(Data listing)
::::
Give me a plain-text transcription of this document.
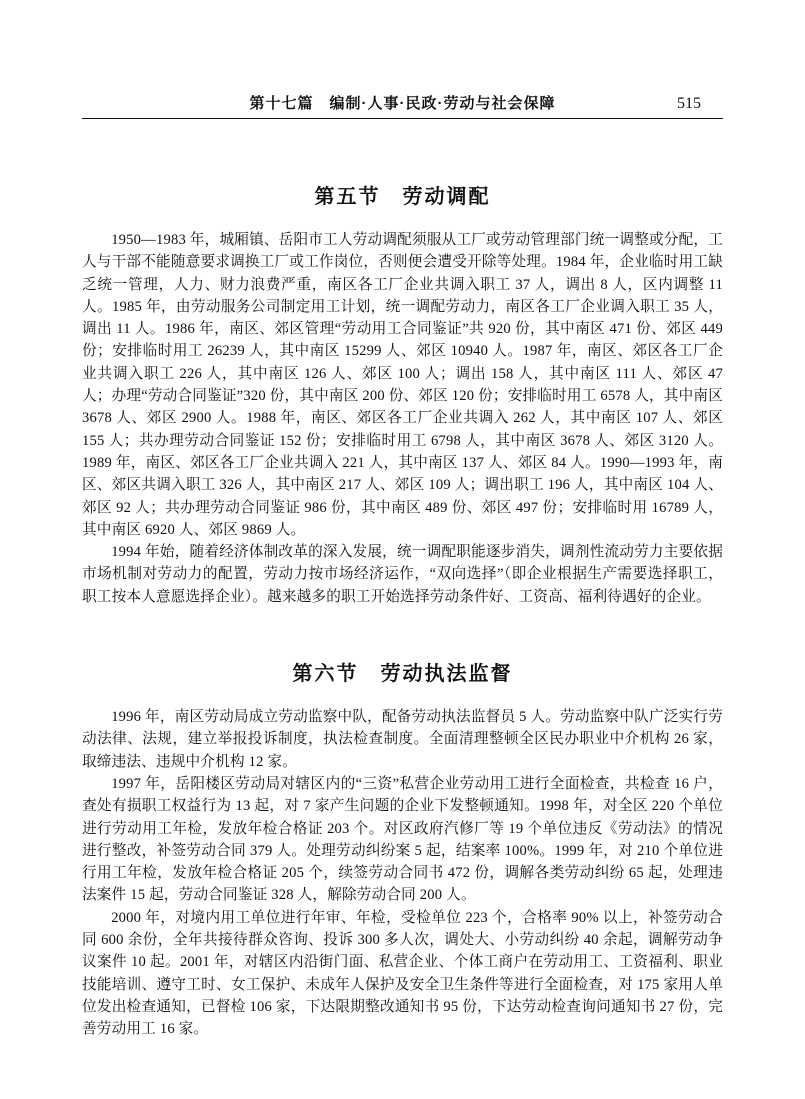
第十七篇　编制·人事·民政·劳动与社会保障	515
第五节　劳动调配

1950—1983 年，城厢镇、岳阳市工人劳动调配须服从工厂或劳动管理部门统一调整或分配，工人与干部不能随意要求调换工厂或工作岗位，否则便会遭受开除等处理。1984 年，企业临时用工缺乏统一管理，人力、财力浪费严重，南区各工厂企业共调入职工 37 人，调出 8 人，区内调整 11 人。1985 年，由劳动服务公司制定用工计划，统一调配劳动力，南区各工厂企业调入职工 35 人，调出 11 人。1986 年，南区、郊区管理“劳动用工合同鉴证”共 920 份，其中南区 471 份、郊区 449 份；安排临时用工 26239 人，其中南区 15299 人、郊区 10940 人。1987 年，南区、郊区各工厂企业共调入职工 226 人，其中南区 126 人、郊区 100 人；调出 158 人，其中南区 111 人、郊区 47 人；办理“劳动合同鉴证”320 份，其中南区 200 份、郊区 120 份；安排临时用工 6578 人，其中南区 3678 人、郊区 2900 人。1988 年，南区、郊区各工厂企业共调入 262 人，其中南区 107 人、郊区 155 人；共办理劳动合同鉴证 152 份；安排临时用工 6798 人，其中南区 3678 人、郊区 3120 人。1989 年，南区、郊区各工厂企业共调入 221 人，其中南区 137 人、郊区 84 人。1990—1993 年，南区、郊区共调入职工 326 人，其中南区 217 人、郊区 109 人；调出职工 196 人，其中南区 104 人、郊区 92 人；共办理劳动合同鉴证 986 份，其中南区 489 份、郊区 497 份；安排临时用 16789 人，其中南区 6920 人、郊区 9869 人。

1994 年始，随着经济体制改革的深入发展，统一调配职能逐步消失，调剂性流动劳力主要依据市场机制对劳动力的配置，劳动力按市场经济运作，“双向选择”（即企业根据生产需要选择职工，职工按本人意愿选择企业）。越来越多的职工开始选择劳动条件好、工资高、福利待遇好的企业。

第六节　劳动执法监督

1996 年，南区劳动局成立劳动监察中队，配备劳动执法监督员 5 人。劳动监察中队广泛实行劳动法律、法规，建立举报投诉制度，执法检查制度。全面清理整顿全区民办职业中介机构 26 家，取缔违法、违规中介机构 12 家。

1997 年，岳阳楼区劳动局对辖区内的“三资”私营企业劳动用工进行全面检查，共检查 16 户，查处有损职工权益行为 13 起，对 7 家产生问题的企业下发整顿通知。1998 年，对全区 220 个单位进行劳动用工年检，发放年检合格证 203 个。对区政府汽修厂等 19 个单位违反《劳动法》的情况进行整改，补签劳动合同 379 人。处理劳动纠纷案 5 起，结案率 100%。1999 年，对 210 个单位进行用工年检，发放年检合格证 205 个，续签劳动合同书 472 份，调解各类劳动纠纷 65 起，处理违法案件 15 起，劳动合同鉴证 328 人，解除劳动合同 200 人。

2000 年，对境内用工单位进行年审、年检，受检单位 223 个，合格率 90% 以上，补签劳动合同 600 余份，全年共接待群众咨询、投诉 300 多人次，调处大、小劳动纠纷 40 余起，调解劳动争议案件 10 起。2001 年，对辖区内沿街门面、私营企业、个体工商户在劳动用工、工资福利、职业技能培训、遵守工时、女工保护、未成年人保护及安全卫生条件等进行全面检查，对 175 家用人单位发出检查通知，已督检 106 家，下达限期整改通知书 95 份，下达劳动检查询问通知书 27 份，完善劳动用工 16 家。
::::
(WHAT YOU WILL DO): Print all of the entries word for word. Omit the pictures they contain.

(ANSWER TO THIS TASK):
Give me a plain-text transcription of this document.
第十七篇　编制·人事·民政·劳动与社会保障	515
第五节　劳动调配

1950—1983 年，城厢镇、岳阳市工人劳动调配须服从工厂或劳动管理部门统一调整或分配，工人与干部不能随意要求调换工厂或工作岗位，否则便会遭受开除等处理。1984 年，企业临时用工缺乏统一管理，人力、财力浪费严重，南区各工厂企业共调入职工 37 人，调出 8 人，区内调整 11 人。1985 年，由劳动服务公司制定用工计划，统一调配劳动力，南区各工厂企业调入职工 35 人，调出 11 人。1986 年，南区、郊区管理“劳动用工合同鉴证”共 920 份，其中南区 471 份、郊区 449 份；安排临时用工 26239 人，其中南区 15299 人、郊区 10940 人。1987 年，南区、郊区各工厂企业共调入职工 226 人，其中南区 126 人、郊区 100 人；调出 158 人，其中南区 111 人、郊区 47 人；办理“劳动合同鉴证”320 份，其中南区 200 份、郊区 120 份；安排临时用工 6578 人，其中南区 3678 人、郊区 2900 人。1988 年，南区、郊区各工厂企业共调入 262 人，其中南区 107 人、郊区 155 人；共办理劳动合同鉴证 152 份；安排临时用工 6798 人，其中南区 3678 人、郊区 3120 人。1989 年，南区、郊区各工厂企业共调入 221 人，其中南区 137 人、郊区 84 人。1990—1993 年，南区、郊区共调入职工 326 人，其中南区 217 人、郊区 109 人；调出职工 196 人，其中南区 104 人、郊区 92 人；共办理劳动合同鉴证 986 份，其中南区 489 份、郊区 497 份；安排临时用 16789 人，其中南区 6920 人、郊区 9869 人。

1994 年始，随着经济体制改革的深入发展，统一调配职能逐步消失，调剂性流动劳力主要依据市场机制对劳动力的配置，劳动力按市场经济运作，“双向选择”（即企业根据生产需要选择职工，职工按本人意愿选择企业）。越来越多的职工开始选择劳动条件好、工资高、福利待遇好的企业。

第六节　劳动执法监督

1996 年，南区劳动局成立劳动监察中队，配备劳动执法监督员 5 人。劳动监察中队广泛实行劳动法律、法规，建立举报投诉制度，执法检查制度。全面清理整顿全区民办职业中介机构 26 家，取缔违法、违规中介机构 12 家。

1997 年，岳阳楼区劳动局对辖区内的“三资”私营企业劳动用工进行全面检查，共检查 16 户，查处有损职工权益行为 13 起，对 7 家产生问题的企业下发整顿通知。1998 年，对全区 220 个单位进行劳动用工年检，发放年检合格证 203 个。对区政府汽修厂等 19 个单位违反《劳动法》的情况进行整改，补签劳动合同 379 人。处理劳动纠纷案 5 起，结案率 100%。1999 年，对 210 个单位进行用工年检，发放年检合格证 205 个，续签劳动合同书 472 份，调解各类劳动纠纷 65 起，处理违法案件 15 起，劳动合同鉴证 328 人，解除劳动合同 200 人。

2000 年，对境内用工单位进行年审、年检，受检单位 223 个，合格率 90% 以上，补签劳动合同 600 余份，全年共接待群众咨询、投诉 300 多人次，调处大、小劳动纠纷 40 余起，调解劳动争议案件 10 起。2001 年，对辖区内沿街门面、私营企业、个体工商户在劳动用工、工资福利、职业技能培训、遵守工时、女工保护、未成年人保护及安全卫生条件等进行全面检查，对 175 家用人单位发出检查通知，已督检 106 家，下达限期整改通知书 95 份，下达劳动检查询问通知书 27 份，完善劳动用工 16 家。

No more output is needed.